Content starts

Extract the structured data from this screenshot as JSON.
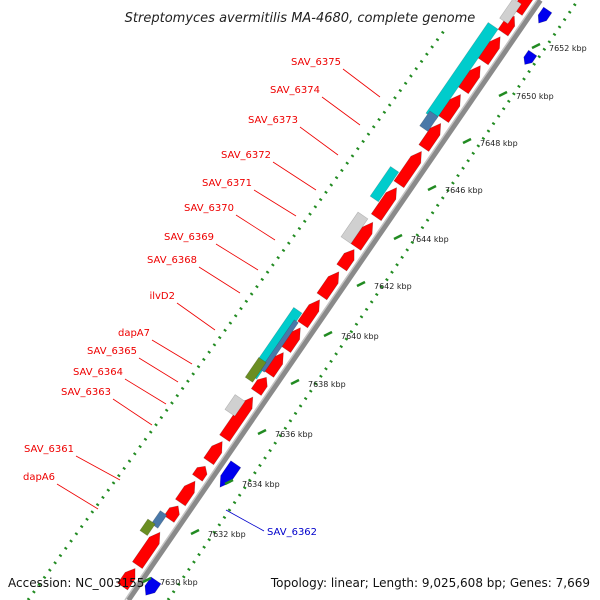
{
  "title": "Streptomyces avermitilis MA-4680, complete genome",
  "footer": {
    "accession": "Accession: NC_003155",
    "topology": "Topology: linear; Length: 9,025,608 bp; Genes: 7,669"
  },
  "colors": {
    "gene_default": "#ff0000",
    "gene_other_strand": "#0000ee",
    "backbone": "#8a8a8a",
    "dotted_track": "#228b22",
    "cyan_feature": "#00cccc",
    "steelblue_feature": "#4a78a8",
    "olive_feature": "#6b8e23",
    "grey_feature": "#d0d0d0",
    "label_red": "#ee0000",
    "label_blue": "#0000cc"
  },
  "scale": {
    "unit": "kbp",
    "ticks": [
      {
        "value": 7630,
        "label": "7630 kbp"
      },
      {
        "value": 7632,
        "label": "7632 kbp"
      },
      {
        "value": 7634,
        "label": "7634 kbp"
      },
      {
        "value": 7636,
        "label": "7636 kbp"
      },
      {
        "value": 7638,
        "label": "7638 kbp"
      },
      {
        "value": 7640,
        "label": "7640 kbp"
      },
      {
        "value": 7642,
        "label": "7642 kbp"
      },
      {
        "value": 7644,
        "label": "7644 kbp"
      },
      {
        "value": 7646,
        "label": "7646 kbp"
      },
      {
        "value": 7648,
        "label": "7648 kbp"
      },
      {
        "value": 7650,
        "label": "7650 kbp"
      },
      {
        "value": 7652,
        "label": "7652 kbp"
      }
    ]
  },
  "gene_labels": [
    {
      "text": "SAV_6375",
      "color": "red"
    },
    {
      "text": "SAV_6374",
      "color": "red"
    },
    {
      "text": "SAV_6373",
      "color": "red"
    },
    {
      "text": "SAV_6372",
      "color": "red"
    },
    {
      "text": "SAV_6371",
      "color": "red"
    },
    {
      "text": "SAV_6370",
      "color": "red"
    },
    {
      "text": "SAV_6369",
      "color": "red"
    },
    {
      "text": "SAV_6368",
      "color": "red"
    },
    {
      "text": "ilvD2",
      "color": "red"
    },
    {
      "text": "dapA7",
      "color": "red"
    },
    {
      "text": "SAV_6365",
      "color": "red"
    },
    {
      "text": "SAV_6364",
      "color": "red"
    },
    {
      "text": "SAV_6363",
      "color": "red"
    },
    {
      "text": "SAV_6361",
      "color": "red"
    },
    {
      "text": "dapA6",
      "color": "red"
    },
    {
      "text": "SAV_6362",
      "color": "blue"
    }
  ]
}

Content ends
Content starts

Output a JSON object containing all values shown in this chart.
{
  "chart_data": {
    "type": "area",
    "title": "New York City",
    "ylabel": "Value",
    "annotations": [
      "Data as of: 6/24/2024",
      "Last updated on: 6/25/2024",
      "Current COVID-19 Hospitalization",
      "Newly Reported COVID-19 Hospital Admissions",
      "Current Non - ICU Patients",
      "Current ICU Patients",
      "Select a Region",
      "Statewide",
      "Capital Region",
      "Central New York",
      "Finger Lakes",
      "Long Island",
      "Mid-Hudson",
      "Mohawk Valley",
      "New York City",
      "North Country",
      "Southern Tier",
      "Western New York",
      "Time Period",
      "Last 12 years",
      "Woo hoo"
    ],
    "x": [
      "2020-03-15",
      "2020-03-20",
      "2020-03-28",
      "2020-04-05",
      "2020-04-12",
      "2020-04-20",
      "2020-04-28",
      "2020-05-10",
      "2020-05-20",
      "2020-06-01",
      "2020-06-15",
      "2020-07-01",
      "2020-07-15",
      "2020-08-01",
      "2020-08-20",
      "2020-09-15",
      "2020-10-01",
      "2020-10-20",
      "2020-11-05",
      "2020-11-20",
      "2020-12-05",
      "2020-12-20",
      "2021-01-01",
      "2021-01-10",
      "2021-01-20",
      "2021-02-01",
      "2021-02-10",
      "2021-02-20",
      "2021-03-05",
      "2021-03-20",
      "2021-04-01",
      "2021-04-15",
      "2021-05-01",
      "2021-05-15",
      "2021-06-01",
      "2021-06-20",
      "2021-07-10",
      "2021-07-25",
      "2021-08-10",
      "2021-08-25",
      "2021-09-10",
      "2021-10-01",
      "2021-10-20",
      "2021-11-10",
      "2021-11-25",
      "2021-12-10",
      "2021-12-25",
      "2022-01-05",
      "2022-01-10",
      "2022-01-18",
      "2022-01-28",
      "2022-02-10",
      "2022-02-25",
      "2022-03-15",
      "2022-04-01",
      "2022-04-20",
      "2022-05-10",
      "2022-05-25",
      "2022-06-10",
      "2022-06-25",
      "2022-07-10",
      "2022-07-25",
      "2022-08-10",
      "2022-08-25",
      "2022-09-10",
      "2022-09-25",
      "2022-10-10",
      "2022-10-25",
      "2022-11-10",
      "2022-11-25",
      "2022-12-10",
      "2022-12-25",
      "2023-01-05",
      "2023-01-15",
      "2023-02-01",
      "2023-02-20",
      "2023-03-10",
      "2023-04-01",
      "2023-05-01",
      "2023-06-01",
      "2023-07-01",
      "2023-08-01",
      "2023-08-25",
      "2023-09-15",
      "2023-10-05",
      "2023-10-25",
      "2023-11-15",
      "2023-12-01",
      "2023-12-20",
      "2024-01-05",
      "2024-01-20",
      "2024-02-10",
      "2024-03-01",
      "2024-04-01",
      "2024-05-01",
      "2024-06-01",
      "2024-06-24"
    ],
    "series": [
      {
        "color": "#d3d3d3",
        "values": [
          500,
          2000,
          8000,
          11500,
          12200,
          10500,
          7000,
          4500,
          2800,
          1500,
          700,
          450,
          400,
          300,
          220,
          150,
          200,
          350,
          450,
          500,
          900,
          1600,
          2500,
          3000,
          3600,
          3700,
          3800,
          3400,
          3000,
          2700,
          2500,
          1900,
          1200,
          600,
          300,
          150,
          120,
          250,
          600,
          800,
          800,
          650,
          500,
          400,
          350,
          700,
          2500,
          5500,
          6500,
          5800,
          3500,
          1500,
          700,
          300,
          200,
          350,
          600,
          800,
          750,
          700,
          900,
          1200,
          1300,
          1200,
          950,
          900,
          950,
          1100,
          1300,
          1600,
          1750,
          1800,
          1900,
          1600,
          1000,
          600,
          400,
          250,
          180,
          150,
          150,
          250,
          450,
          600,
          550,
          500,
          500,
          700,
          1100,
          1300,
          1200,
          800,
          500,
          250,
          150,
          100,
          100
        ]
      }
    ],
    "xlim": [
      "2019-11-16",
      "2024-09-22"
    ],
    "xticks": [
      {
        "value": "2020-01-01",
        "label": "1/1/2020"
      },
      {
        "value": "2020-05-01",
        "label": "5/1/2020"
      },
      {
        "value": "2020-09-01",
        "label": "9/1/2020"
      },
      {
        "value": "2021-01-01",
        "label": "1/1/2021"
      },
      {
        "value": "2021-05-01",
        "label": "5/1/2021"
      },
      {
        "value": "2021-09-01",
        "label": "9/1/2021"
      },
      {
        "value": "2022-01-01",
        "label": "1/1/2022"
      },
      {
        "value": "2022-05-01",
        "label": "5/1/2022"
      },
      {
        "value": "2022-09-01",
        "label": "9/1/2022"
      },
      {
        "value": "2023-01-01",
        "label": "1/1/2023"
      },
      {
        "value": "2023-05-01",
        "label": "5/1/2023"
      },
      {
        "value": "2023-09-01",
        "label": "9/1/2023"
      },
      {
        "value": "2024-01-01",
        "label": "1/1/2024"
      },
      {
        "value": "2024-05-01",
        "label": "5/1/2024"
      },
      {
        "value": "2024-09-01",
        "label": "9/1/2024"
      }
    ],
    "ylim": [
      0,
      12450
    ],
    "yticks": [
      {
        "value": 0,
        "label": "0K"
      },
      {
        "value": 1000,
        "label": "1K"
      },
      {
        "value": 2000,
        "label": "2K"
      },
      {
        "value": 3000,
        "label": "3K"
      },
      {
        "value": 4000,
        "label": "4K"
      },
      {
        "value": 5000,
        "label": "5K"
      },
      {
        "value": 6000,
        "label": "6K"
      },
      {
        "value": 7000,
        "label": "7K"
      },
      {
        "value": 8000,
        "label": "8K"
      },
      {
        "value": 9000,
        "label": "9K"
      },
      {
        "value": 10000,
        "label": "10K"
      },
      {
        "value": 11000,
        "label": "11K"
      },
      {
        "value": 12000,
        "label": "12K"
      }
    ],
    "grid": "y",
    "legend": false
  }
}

Content ends
Content starts

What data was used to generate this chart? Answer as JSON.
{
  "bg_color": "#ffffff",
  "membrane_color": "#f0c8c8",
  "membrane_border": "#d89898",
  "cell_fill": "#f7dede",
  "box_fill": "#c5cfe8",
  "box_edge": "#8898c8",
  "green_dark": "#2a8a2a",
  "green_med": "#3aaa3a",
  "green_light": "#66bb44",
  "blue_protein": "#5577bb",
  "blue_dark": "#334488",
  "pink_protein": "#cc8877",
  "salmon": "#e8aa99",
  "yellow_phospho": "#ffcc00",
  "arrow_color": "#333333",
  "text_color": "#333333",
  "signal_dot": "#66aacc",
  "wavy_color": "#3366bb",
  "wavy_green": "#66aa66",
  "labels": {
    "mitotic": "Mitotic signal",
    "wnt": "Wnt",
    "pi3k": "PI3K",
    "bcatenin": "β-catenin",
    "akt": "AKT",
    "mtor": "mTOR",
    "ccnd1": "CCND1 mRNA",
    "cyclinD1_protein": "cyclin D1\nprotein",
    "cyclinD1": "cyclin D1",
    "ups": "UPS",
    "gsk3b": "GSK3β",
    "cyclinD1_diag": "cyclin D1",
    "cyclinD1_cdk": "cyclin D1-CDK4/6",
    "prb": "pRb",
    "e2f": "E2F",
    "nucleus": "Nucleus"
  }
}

Content ends

#### REQUIRED WORK:
If a line of the listing contains "Current", count it; state the final number and nothing more.

#### OUTPUT OF THE TASK:
3